_Your instructions_
Copy the items below verbatim, from the line containing "data-point-rougemont-le-ch-teau: [334, 391, 342, 399]" through the line containing "data-point-romagny-sous-rougemont: [436, 247, 450, 260]", with both of those lines included.
====================
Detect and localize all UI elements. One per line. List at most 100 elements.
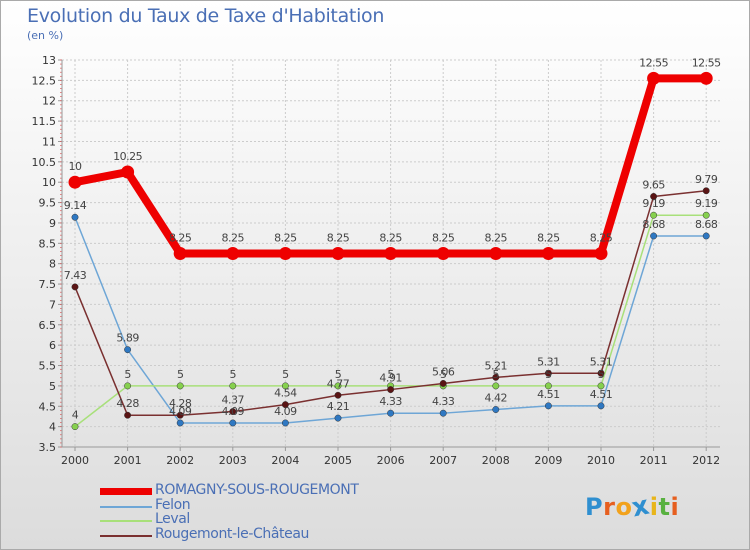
data-point-rougemont-le-ch-teau: [334, 391, 342, 399]
logo-letter: o: [615, 493, 633, 521]
data-label-rougemont-le-ch-teau: 9.65: [642, 178, 665, 191]
data-label-leval: 5: [124, 368, 131, 381]
data-point-romagny-sous-rougemont: [384, 247, 398, 260]
x-tick-label: 2001: [114, 454, 142, 467]
legend-swatch-felon: [100, 505, 152, 508]
data-label-romagny-sous-rougemont: 12.55: [692, 56, 721, 69]
data-point-leval: [71, 423, 79, 431]
x-tick-label: 2000: [61, 454, 89, 467]
x-tick-label: 2003: [219, 454, 247, 467]
data-label-felon: 5.89: [116, 332, 139, 345]
data-point-leval: [650, 211, 658, 219]
data-label-romagny-sous-rougemont: 8.25: [169, 232, 192, 245]
data-label-felon: 8.68: [695, 218, 718, 231]
y-tick-label: 10.5: [32, 156, 57, 169]
y-tick-label: 7: [49, 298, 56, 311]
data-label-romagny-sous-rougemont: 10.25: [113, 150, 142, 163]
data-label-leval: 5: [177, 368, 184, 381]
data-label-leval: 5: [440, 368, 447, 381]
data-point-rougemont-le-ch-teau: [439, 380, 447, 387]
data-label-rougemont-le-ch-teau: 9.79: [695, 173, 718, 186]
logo-letter: t: [658, 493, 671, 521]
legend-swatch-romagny: [100, 488, 152, 495]
data-point-romagny-sous-rougemont: [436, 247, 450, 260]
data-point-romagny-sous-rougemont: [173, 247, 187, 260]
data-label-rougemont-le-ch-teau: 4.28: [116, 397, 139, 410]
y-tick-label: 4.5: [39, 400, 57, 413]
data-label-leval: 5: [387, 368, 394, 381]
x-tick-label: 2006: [377, 454, 405, 467]
data-label-felon: 4.51: [537, 388, 560, 401]
data-label-romagny-sous-rougemont: 8.25: [590, 232, 613, 245]
y-tick-label: 13: [42, 54, 56, 67]
data-point-felon: [387, 409, 395, 417]
data-point-rougemont-le-ch-teau: [176, 411, 184, 419]
data-label-romagny-sous-rougemont: 10: [69, 160, 82, 173]
data-label-romagny-sous-rougemont: 8.25: [222, 232, 245, 245]
data-point-rougemont-le-ch-teau: [492, 373, 500, 381]
data-label-rougemont-le-ch-teau: 4.28: [169, 397, 192, 410]
data-label-romagny-sous-rougemont: 12.55: [639, 56, 668, 69]
x-tick-label: 2004: [271, 454, 299, 467]
y-tick-label: 5: [49, 380, 56, 393]
data-point-romagny-sous-rougemont: [489, 247, 503, 260]
data-label-leval: 9.19: [642, 197, 665, 210]
data-point-felon: [71, 213, 79, 221]
data-point-romagny-sous-rougemont: [226, 247, 240, 260]
data-label-rougemont-le-ch-teau: 5.06: [432, 365, 455, 378]
data-point-felon: [176, 419, 184, 427]
legend-swatch-leval: [100, 520, 152, 522]
data-point-felon: [334, 414, 342, 422]
data-point-felon: [439, 409, 447, 417]
legend-label-felon: Felon: [155, 496, 191, 513]
data-label-rougemont-le-ch-teau: 5.31: [590, 355, 613, 368]
x-tick-label: 2008: [482, 454, 510, 467]
legend-label-romagny: ROMAGNY-SOUS-ROUGEMONT: [155, 482, 359, 498]
data-point-romagny-sous-rougemont: [278, 247, 292, 260]
data-label-rougemont-le-ch-teau: 4.91: [379, 372, 402, 385]
data-label-leval: 5: [493, 368, 500, 381]
data-point-felon: [597, 402, 605, 410]
data-point-leval: [229, 382, 237, 390]
y-tick-label: 9.5: [39, 197, 57, 210]
data-label-rougemont-le-ch-teau: 7.43: [64, 269, 87, 282]
data-point-felon: [544, 402, 552, 410]
data-label-felon: 9.14: [64, 199, 87, 212]
data-label-leval: 5: [545, 368, 552, 381]
data-label-felon: 8.68: [642, 218, 665, 231]
x-tick-label: 2011: [640, 454, 668, 467]
legend-item-felon: Felon: [100, 496, 480, 514]
y-tick-label: 12: [42, 95, 56, 108]
data-label-felon: 4.09: [169, 405, 192, 418]
legend-swatch-rougemont: [100, 534, 152, 537]
data-label-rougemont-le-ch-teau: 4.37: [222, 394, 245, 407]
logo-letter: r: [603, 493, 616, 521]
data-point-leval: [544, 382, 552, 390]
y-tick-label: 10: [42, 176, 56, 189]
data-point-felon: [492, 406, 500, 413]
data-point-rougemont-le-ch-teau: [229, 408, 237, 416]
proxiti-logo: Proxiti: [585, 491, 679, 524]
data-label-leval: 9.19: [695, 197, 718, 210]
data-point-rougemont-le-ch-teau: [544, 369, 552, 377]
data-label-felon: 4.09: [274, 405, 297, 418]
legend-item-leval: Leval: [100, 511, 480, 528]
data-label-leval: 5: [335, 368, 342, 381]
data-point-rougemont-le-ch-teau: [387, 386, 395, 394]
data-point-felon: [124, 346, 132, 354]
y-tick-label: 9: [49, 217, 56, 230]
data-label-leval: 5: [598, 368, 605, 381]
legend-label-leval: Leval: [155, 511, 190, 527]
data-label-felon: 4.33: [432, 395, 455, 408]
data-point-romagny-sous-rougemont: [331, 247, 345, 260]
x-tick-label: 2010: [587, 454, 615, 467]
data-label-leval: 5: [230, 368, 237, 381]
logo-letter: P: [585, 493, 604, 521]
data-label-rougemont-le-ch-teau: 5.31: [537, 355, 560, 368]
data-point-rougemont-le-ch-teau: [702, 187, 710, 195]
data-label-romagny-sous-rougemont: 8.25: [537, 232, 560, 245]
data-label-rougemont-le-ch-teau: 4.54: [274, 387, 297, 400]
data-point-leval: [702, 211, 710, 219]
====================
_Exercise response_
data-point-rougemont-le-ch-teau: [334, 391, 342, 399]
logo-letter: o: [615, 493, 633, 521]
data-label-rougemont-le-ch-teau: 9.65: [642, 178, 665, 191]
data-label-leval: 5: [124, 368, 131, 381]
data-point-romagny-sous-rougemont: [384, 247, 398, 260]
x-tick-label: 2001: [114, 454, 142, 467]
legend-swatch-felon: [100, 505, 152, 508]
data-label-romagny-sous-rougemont: 12.55: [692, 56, 721, 69]
data-point-leval: [71, 423, 79, 431]
x-tick-label: 2000: [61, 454, 89, 467]
x-tick-label: 2003: [219, 454, 247, 467]
data-label-felon: 5.89: [116, 332, 139, 345]
data-point-leval: [650, 211, 658, 219]
data-label-romagny-sous-rougemont: 8.25: [169, 232, 192, 245]
data-label-felon: 8.68: [695, 218, 718, 231]
y-tick-label: 10.5: [32, 156, 57, 169]
y-tick-label: 7: [49, 298, 56, 311]
data-label-romagny-sous-rougemont: 10.25: [113, 150, 142, 163]
data-label-leval: 5: [177, 368, 184, 381]
data-label-leval: 5: [440, 368, 447, 381]
data-point-rougemont-le-ch-teau: [439, 380, 447, 387]
data-label-rougemont-le-ch-teau: 9.79: [695, 173, 718, 186]
logo-letter: t: [658, 493, 671, 521]
legend-swatch-romagny: [100, 488, 152, 495]
data-point-romagny-sous-rougemont: [436, 247, 450, 260]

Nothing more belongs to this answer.